▶ Raw records

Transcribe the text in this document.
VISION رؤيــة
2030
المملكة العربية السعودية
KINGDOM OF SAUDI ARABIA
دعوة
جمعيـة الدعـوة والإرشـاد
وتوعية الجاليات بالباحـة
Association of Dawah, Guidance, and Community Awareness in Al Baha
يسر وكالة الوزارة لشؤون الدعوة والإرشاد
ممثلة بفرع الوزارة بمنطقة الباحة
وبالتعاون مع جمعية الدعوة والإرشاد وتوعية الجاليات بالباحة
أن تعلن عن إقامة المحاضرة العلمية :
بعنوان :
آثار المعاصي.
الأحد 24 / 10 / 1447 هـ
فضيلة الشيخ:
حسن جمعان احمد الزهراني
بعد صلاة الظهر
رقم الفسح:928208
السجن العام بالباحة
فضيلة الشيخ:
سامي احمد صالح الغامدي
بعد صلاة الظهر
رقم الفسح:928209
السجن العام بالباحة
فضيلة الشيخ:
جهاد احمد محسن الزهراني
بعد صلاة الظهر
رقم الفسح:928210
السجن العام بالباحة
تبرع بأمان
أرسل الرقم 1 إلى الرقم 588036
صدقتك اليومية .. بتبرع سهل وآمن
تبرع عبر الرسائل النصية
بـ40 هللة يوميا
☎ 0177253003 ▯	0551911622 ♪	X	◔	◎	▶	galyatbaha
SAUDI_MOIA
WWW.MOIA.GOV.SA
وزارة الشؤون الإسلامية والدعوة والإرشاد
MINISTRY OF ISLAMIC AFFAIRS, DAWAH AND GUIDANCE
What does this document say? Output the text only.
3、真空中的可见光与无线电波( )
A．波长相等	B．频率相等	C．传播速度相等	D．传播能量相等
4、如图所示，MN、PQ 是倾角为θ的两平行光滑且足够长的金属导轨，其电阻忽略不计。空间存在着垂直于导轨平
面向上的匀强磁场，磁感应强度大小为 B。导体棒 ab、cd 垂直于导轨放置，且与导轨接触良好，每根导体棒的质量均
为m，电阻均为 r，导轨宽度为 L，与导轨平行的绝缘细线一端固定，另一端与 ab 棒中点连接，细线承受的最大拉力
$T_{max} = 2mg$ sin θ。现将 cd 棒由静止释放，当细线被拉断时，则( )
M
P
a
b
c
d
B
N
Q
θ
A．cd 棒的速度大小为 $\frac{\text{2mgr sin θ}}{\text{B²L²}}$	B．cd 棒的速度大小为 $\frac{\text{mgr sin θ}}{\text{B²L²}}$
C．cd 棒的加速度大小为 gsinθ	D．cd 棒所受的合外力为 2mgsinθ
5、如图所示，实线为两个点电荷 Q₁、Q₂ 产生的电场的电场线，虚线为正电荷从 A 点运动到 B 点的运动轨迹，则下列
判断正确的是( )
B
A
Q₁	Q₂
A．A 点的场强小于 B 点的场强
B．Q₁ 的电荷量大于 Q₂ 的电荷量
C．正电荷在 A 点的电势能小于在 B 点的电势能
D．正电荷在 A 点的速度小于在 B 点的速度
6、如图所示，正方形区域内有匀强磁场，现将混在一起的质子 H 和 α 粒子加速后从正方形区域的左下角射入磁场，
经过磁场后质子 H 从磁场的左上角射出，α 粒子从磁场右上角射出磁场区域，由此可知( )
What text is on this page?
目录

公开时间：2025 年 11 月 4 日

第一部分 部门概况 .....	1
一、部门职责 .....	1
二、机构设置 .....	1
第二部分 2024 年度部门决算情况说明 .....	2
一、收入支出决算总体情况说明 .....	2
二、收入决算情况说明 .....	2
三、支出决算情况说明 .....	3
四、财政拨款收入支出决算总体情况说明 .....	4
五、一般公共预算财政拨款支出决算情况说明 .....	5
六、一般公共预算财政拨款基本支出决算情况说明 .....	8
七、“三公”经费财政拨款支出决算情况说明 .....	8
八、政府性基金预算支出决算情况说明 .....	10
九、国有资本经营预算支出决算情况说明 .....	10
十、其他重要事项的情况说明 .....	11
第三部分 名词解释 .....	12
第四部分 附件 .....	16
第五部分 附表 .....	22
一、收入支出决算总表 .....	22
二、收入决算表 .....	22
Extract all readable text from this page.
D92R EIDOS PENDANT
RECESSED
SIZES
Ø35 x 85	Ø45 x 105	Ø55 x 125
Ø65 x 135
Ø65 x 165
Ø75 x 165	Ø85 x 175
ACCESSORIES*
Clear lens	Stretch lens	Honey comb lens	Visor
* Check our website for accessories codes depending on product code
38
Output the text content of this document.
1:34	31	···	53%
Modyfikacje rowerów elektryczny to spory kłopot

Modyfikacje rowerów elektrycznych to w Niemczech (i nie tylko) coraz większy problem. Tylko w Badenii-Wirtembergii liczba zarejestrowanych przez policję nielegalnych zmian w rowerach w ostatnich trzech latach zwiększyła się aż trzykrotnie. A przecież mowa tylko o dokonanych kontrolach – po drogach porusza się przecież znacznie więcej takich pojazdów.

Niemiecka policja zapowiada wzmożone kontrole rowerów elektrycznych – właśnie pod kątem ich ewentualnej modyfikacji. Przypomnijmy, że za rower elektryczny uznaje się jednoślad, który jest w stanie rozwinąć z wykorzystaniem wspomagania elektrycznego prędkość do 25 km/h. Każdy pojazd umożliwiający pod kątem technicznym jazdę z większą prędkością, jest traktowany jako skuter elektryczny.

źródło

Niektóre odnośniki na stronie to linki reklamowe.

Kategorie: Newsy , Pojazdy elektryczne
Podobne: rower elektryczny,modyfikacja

▶ REQUIREMENT
Print again each line of the listing above, exactly as it appears.

▶ ANSWER TO THIS TASK
Transcribe the text in this document.
VISION رؤيــة
2030
المملكة العربية السعودية
KINGDOM OF SAUDI ARABIA
دعوة
جمعيـة الدعـوة والإرشـاد
وتوعية الجاليات بالباحـة
Association of Dawah, Guidance, and Community Awareness in Al Baha
يسر وكالة الوزارة لشؤون الدعوة والإرشاد
ممثلة بفرع الوزارة بمنطقة الباحة
وبالتعاون مع جمعية الدعوة والإرشاد وتوعية الجاليات بالباحة
أن تعلن عن إقامة المحاضرة العلمية :
بعنوان :
آثار المعاصي.
الأحد 24 / 10 / 1447 هـ
فضيلة الشيخ:
حسن جمعان احمد الزهراني
بعد صلاة الظهر
رقم الفسح:928208
السجن العام بالباحة
فضيلة الشيخ:
سامي احمد صالح الغامدي
بعد صلاة الظهر
رقم الفسح:928209
السجن العام بالباحة
فضيلة الشيخ:
جهاد احمد محسن الزهراني
بعد صلاة الظهر
رقم الفسح:928210
السجن العام بالباحة
تبرع بأمان
أرسل الرقم 1 إلى الرقم 588036
صدقتك اليومية .. بتبرع سهل وآمن
تبرع عبر الرسائل النصية
بـ40 هللة يوميا
☎ 0177253003 ▯	0551911622 ♪	X	◔	◎	▶	galyatbaha
SAUDI_MOIA
WWW.MOIA.GOV.SA
وزارة الشؤون الإسلامية والدعوة والإرشاد
MINISTRY OF ISLAMIC AFFAIRS, DAWAH AND GUIDANCE
What does this document say? Output the text only.
3、真空中的可见光与无线电波( )
A．波长相等	B．频率相等	C．传播速度相等	D．传播能量相等
4、如图所示，MN、PQ 是倾角为θ的两平行光滑且足够长的金属导轨，其电阻忽略不计。空间存在着垂直于导轨平
面向上的匀强磁场，磁感应强度大小为 B。导体棒 ab、cd 垂直于导轨放置，且与导轨接触良好，每根导体棒的质量均
为m，电阻均为 r，导轨宽度为 L，与导轨平行的绝缘细线一端固定，另一端与 ab 棒中点连接，细线承受的最大拉力
$T_{max} = 2mg$ sin θ。现将 cd 棒由静止释放，当细线被拉断时，则( )
M
P
a
b
c
d
B
N
Q
θ
A．cd 棒的速度大小为 $\frac{\text{2mgr sin θ}}{\text{B²L²}}$	B．cd 棒的速度大小为 $\frac{\text{mgr sin θ}}{\text{B²L²}}$
C．cd 棒的加速度大小为 gsinθ	D．cd 棒所受的合外力为 2mgsinθ
5、如图所示，实线为两个点电荷 Q₁、Q₂ 产生的电场的电场线，虚线为正电荷从 A 点运动到 B 点的运动轨迹，则下列
判断正确的是( )
B
A
Q₁	Q₂
A．A 点的场强小于 B 点的场强
B．Q₁ 的电荷量大于 Q₂ 的电荷量
C．正电荷在 A 点的电势能小于在 B 点的电势能
D．正电荷在 A 点的速度小于在 B 点的速度
6、如图所示，正方形区域内有匀强磁场，现将混在一起的质子 H 和 α 粒子加速后从正方形区域的左下角射入磁场，
经过磁场后质子 H 从磁场的左上角射出，α 粒子从磁场右上角射出磁场区域，由此可知( )
What text is on this page?
目录

公开时间：2025 年 11 月 4 日

第一部分 部门概况 .....	1
一、部门职责 .....	1
二、机构设置 .....	1
第二部分 2024 年度部门决算情况说明 .....	2
一、收入支出决算总体情况说明 .....	2
二、收入决算情况说明 .....	2
三、支出决算情况说明 .....	3
四、财政拨款收入支出决算总体情况说明 .....	4
五、一般公共预算财政拨款支出决算情况说明 .....	5
六、一般公共预算财政拨款基本支出决算情况说明 .....	8
七、“三公”经费财政拨款支出决算情况说明 .....	8
八、政府性基金预算支出决算情况说明 .....	10
九、国有资本经营预算支出决算情况说明 .....	10
十、其他重要事项的情况说明 .....	11
第三部分 名词解释 .....	12
第四部分 附件 .....	16
第五部分 附表 .....	22
一、收入支出决算总表 .....	22
二、收入决算表 .....	22
Extract all readable text from this page.
D92R EIDOS PENDANT
RECESSED
SIZES
Ø35 x 85	Ø45 x 105	Ø55 x 125
Ø65 x 135
Ø65 x 165
Ø75 x 165	Ø85 x 175
ACCESSORIES*
Clear lens	Stretch lens	Honey comb lens	Visor
* Check our website for accessories codes depending on product code
38
Output the text content of this document.
1:34	31	···	53%
Modyfikacje rowerów elektryczny to spory kłopot

Modyfikacje rowerów elektrycznych to w Niemczech (i nie tylko) coraz większy problem. Tylko w Badenii-Wirtembergii liczba zarejestrowanych przez policję nielegalnych zmian w rowerach w ostatnich trzech latach zwiększyła się aż trzykrotnie. A przecież mowa tylko o dokonanych kontrolach – po drogach porusza się przecież znacznie więcej takich pojazdów.

Niemiecka policja zapowiada wzmożone kontrole rowerów elektrycznych – właśnie pod kątem ich ewentualnej modyfikacji. Przypomnijmy, że za rower elektryczny uznaje się jednoślad, który jest w stanie rozwinąć z wykorzystaniem wspomagania elektrycznego prędkość do 25 km/h. Każdy pojazd umożliwiający pod kątem technicznym jazdę z większą prędkością, jest traktowany jako skuter elektryczny.

źródło

Niektóre odnośniki na stronie to linki reklamowe.

Kategorie: Newsy , Pojazdy elektryczne
Podobne: rower elektryczny,modyfikacja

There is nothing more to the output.